> _AIM OF THE TASK_
Copy out every line that contains "fiber".
start
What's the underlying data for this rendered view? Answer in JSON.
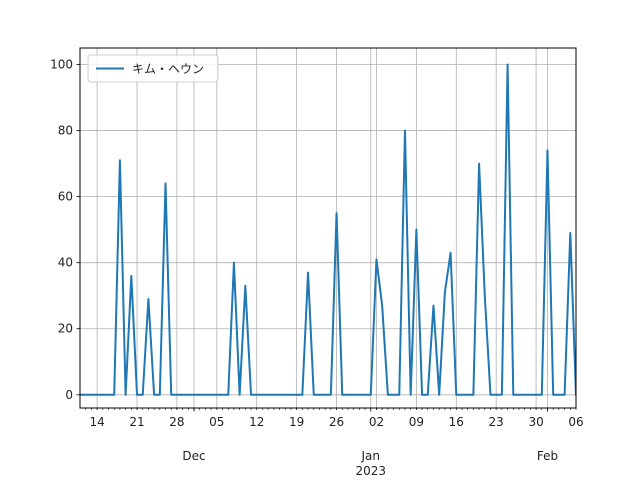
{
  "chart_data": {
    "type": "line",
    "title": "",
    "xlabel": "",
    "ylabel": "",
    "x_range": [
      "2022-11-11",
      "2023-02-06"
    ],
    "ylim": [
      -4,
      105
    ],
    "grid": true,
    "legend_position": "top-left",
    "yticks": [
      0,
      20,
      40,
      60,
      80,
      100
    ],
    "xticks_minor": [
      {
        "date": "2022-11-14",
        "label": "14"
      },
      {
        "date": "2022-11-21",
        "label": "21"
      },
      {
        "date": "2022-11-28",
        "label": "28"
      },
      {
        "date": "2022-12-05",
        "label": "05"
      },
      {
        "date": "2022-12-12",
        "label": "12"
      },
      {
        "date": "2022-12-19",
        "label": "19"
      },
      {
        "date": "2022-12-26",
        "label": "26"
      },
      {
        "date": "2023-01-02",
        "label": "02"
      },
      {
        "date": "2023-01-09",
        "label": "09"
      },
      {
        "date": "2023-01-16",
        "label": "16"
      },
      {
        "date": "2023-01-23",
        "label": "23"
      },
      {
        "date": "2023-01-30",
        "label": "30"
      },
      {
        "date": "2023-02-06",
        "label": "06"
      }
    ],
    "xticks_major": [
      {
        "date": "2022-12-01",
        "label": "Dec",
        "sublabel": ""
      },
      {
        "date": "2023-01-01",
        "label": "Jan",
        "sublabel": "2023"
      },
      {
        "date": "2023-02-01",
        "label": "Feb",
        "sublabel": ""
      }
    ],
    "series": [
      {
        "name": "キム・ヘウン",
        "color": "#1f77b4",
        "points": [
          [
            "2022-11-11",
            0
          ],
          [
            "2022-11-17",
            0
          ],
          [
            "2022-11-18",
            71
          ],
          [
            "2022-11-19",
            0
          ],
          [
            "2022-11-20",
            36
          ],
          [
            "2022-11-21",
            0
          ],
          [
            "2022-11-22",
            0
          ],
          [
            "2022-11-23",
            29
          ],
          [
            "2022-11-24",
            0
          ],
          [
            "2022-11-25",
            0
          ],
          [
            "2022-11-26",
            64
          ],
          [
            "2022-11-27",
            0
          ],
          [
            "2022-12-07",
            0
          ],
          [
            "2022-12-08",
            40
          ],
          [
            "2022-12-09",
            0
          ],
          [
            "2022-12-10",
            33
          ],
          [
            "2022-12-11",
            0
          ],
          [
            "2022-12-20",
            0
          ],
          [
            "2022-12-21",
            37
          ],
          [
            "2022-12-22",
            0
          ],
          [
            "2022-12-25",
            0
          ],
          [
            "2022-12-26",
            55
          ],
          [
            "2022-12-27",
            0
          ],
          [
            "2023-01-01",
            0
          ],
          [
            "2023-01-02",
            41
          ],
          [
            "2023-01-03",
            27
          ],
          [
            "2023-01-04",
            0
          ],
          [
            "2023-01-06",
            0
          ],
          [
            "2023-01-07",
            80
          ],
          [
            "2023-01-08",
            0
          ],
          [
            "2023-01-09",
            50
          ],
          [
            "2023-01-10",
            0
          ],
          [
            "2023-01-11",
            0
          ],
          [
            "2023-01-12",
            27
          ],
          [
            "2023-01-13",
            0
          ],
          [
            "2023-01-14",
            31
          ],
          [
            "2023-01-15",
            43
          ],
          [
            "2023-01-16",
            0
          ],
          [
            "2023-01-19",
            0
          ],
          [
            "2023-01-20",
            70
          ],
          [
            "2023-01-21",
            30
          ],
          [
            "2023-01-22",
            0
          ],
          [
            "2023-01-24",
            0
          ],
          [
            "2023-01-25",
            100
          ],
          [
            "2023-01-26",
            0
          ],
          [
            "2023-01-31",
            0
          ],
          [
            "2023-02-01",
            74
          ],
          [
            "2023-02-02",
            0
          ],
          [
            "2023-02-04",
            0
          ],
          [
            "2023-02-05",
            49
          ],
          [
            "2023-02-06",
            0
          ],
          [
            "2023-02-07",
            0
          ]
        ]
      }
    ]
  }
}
end
start
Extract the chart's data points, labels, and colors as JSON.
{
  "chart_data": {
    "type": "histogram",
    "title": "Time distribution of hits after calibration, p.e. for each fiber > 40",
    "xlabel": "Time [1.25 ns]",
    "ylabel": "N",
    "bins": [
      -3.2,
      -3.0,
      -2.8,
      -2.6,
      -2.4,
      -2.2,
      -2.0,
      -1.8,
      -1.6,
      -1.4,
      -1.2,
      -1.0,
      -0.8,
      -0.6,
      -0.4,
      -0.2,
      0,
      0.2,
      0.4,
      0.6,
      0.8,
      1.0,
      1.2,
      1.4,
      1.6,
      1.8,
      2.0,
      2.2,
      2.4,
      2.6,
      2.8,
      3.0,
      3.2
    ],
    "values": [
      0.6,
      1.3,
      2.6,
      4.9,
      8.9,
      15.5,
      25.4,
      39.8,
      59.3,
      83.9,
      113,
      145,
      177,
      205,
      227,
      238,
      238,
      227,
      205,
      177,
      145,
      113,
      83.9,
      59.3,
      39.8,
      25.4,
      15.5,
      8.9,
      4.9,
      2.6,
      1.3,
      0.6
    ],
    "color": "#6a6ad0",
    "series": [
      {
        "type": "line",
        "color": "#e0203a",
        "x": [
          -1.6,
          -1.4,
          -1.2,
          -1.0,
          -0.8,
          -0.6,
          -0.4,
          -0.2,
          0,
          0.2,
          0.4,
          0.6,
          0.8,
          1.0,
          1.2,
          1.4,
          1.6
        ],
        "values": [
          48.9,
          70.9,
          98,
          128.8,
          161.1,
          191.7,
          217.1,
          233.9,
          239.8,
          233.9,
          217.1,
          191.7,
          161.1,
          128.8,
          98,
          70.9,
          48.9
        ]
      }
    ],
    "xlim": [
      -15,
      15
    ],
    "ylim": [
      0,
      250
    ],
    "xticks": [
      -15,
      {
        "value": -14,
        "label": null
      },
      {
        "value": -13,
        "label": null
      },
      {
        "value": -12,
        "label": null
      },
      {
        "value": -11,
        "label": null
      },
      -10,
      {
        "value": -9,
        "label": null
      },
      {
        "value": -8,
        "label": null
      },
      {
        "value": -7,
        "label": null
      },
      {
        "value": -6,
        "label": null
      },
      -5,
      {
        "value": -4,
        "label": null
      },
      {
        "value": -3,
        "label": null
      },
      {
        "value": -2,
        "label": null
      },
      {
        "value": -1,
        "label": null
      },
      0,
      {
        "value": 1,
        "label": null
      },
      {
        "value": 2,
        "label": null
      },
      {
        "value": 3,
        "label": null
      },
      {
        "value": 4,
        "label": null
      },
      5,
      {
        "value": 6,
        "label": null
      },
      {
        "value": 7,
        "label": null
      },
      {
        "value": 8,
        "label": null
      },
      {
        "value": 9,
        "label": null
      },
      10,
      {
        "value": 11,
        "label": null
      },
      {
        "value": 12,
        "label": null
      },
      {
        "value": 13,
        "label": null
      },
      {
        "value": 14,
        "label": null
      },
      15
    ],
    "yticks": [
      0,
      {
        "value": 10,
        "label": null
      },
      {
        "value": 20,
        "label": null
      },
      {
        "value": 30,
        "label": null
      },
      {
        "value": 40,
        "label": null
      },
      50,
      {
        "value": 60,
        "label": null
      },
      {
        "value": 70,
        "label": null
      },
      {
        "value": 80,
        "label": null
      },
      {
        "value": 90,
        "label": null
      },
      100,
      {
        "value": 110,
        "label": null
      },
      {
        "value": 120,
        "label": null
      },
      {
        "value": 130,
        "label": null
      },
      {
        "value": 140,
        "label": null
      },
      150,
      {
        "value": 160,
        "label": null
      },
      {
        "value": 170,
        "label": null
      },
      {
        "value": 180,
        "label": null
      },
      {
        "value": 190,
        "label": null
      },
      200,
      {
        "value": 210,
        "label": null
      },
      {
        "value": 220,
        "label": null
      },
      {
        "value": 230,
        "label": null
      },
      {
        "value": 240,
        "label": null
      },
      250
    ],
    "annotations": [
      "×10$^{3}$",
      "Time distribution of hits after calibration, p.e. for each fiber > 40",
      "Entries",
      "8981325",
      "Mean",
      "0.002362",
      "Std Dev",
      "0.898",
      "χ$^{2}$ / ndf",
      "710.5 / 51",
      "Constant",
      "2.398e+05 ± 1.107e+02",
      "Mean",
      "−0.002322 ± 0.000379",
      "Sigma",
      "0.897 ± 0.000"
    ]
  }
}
end
> _RIGHT ANSWER_
    "title": "Time distribution of hits after calibration, p.e. for each fiber > 40",
      "Time distribution of hits after calibration, p.e. for each fiber > 40",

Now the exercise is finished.